• [DIRECTIVE]
Copy out, word for word, every row from the first one down through the row that contains "y-tick-label: Slovenia (1999)", including both of those rows.

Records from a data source
_ _ _ _

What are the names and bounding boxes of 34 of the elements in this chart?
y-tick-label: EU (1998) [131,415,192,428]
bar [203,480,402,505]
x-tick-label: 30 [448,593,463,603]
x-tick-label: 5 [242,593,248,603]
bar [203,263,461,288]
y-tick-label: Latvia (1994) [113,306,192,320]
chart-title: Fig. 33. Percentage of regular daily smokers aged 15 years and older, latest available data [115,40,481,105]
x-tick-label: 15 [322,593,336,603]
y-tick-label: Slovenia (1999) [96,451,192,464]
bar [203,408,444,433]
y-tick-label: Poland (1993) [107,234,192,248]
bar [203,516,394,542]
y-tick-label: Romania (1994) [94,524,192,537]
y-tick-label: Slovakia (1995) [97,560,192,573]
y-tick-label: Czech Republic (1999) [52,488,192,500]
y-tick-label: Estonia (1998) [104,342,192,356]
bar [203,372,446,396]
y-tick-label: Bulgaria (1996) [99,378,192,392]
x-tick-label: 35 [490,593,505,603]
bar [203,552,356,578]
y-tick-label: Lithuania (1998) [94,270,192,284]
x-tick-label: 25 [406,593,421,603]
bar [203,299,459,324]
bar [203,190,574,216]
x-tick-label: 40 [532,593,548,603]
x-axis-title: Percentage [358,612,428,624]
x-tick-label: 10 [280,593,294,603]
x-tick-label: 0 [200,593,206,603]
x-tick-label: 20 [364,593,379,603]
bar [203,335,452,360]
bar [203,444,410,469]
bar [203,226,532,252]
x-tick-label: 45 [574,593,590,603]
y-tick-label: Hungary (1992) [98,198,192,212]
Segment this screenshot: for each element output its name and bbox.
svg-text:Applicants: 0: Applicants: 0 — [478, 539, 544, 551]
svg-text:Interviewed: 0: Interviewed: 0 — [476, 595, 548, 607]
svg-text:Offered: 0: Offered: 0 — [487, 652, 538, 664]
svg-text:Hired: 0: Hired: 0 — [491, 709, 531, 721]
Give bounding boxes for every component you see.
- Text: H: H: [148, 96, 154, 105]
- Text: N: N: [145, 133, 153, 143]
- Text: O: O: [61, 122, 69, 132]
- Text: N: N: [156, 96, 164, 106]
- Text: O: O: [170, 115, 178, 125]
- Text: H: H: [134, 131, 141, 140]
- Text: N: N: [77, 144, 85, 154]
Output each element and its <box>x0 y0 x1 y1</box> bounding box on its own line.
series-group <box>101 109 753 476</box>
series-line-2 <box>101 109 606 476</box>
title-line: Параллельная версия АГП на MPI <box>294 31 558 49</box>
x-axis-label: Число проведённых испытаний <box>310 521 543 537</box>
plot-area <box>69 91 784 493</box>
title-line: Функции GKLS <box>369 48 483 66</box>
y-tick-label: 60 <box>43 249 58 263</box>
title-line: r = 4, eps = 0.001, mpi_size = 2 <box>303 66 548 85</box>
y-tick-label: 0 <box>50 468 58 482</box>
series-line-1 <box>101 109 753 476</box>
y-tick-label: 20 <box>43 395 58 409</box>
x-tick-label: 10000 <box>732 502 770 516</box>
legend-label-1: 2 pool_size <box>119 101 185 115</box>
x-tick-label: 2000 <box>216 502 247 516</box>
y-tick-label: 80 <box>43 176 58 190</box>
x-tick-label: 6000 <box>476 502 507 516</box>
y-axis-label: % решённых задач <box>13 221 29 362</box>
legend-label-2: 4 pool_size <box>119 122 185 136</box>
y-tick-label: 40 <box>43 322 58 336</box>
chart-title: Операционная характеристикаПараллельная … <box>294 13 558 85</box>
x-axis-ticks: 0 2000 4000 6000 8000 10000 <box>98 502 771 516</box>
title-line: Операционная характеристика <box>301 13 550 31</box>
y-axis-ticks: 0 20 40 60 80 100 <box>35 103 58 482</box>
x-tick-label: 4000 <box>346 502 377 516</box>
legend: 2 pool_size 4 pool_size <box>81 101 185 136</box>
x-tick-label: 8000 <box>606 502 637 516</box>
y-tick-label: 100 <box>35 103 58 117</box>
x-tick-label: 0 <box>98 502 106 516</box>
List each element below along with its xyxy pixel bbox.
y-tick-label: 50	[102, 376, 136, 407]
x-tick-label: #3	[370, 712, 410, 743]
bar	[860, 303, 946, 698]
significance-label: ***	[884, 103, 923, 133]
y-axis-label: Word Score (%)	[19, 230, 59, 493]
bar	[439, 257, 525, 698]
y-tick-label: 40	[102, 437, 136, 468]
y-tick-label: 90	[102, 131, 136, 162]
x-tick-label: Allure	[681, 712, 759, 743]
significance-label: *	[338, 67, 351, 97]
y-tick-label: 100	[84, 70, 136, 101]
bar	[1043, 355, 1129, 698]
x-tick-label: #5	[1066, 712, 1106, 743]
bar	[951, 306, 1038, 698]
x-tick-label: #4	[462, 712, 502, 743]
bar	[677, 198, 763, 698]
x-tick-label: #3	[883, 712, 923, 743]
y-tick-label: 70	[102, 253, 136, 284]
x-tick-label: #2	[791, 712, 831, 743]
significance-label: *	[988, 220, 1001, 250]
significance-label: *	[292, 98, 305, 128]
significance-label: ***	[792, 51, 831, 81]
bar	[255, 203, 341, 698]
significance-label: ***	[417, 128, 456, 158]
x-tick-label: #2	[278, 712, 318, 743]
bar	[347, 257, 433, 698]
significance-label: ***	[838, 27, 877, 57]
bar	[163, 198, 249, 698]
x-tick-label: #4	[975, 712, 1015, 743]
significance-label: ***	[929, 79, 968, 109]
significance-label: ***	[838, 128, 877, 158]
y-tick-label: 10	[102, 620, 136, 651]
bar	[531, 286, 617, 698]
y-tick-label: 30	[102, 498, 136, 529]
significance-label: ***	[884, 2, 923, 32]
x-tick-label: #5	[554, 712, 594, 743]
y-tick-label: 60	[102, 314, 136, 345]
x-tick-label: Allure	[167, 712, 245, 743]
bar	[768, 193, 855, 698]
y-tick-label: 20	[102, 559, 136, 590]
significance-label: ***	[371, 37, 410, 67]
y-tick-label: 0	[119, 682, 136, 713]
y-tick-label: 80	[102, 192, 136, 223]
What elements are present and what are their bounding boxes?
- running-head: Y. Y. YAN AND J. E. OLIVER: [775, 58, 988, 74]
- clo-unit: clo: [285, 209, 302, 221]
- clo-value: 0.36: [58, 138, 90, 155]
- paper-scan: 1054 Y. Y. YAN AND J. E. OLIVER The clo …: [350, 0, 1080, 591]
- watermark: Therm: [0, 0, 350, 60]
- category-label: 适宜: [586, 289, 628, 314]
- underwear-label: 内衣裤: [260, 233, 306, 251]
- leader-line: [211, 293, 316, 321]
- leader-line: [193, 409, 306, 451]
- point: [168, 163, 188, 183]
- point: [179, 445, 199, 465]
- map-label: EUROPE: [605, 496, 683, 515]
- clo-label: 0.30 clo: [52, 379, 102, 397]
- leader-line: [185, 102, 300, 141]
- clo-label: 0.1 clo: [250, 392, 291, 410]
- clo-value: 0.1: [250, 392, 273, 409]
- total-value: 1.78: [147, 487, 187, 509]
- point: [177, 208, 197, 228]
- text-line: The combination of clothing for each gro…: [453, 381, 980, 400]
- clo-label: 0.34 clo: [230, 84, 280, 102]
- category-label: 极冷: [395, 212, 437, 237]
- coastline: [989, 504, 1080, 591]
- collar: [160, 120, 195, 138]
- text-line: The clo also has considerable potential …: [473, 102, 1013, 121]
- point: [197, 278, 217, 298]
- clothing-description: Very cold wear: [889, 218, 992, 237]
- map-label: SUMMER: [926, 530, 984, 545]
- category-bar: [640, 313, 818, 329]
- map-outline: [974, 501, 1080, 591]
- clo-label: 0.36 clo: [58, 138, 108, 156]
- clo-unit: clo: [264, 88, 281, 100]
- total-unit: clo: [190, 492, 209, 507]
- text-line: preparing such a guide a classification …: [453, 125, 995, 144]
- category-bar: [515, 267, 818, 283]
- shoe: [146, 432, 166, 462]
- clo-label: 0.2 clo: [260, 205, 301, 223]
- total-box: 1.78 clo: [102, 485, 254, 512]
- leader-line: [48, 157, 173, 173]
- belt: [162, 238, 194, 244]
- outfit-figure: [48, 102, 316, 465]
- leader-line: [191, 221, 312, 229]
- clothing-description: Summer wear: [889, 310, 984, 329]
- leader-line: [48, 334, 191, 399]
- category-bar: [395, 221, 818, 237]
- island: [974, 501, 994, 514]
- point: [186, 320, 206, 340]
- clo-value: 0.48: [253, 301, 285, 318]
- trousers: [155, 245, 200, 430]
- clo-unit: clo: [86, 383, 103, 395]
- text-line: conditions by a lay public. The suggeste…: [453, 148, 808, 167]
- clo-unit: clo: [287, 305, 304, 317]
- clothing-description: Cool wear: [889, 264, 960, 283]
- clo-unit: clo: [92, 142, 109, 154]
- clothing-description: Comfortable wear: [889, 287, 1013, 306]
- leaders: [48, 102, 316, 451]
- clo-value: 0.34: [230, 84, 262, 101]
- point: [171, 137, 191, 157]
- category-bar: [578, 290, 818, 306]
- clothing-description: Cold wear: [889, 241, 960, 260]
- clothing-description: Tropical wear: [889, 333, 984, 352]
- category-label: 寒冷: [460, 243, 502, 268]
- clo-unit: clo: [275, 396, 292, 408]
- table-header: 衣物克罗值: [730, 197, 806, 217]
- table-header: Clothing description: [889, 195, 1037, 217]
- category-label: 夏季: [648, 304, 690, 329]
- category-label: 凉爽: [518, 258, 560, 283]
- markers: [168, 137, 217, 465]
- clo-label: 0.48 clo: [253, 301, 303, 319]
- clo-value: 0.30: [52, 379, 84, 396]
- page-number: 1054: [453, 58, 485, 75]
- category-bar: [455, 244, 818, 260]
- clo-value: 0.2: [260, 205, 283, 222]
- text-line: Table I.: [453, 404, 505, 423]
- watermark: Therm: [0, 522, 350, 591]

_ _ _ _

• [CORRECT ANSWER]
What are the names and bounding boxes of 34 of the elements in this chart?
y-tick-label: EU (1998) [131,415,192,428]
bar [203,480,402,505]
x-tick-label: 30 [448,593,463,603]
x-tick-label: 5 [242,593,248,603]
bar [203,263,461,288]
y-tick-label: Latvia (1994) [113,306,192,320]
chart-title: Fig. 33. Percentage of regular daily smokers aged 15 years and older, latest available data [115,40,481,105]
x-tick-label: 15 [322,593,336,603]
y-tick-label: Slovenia (1999) [96,451,192,464]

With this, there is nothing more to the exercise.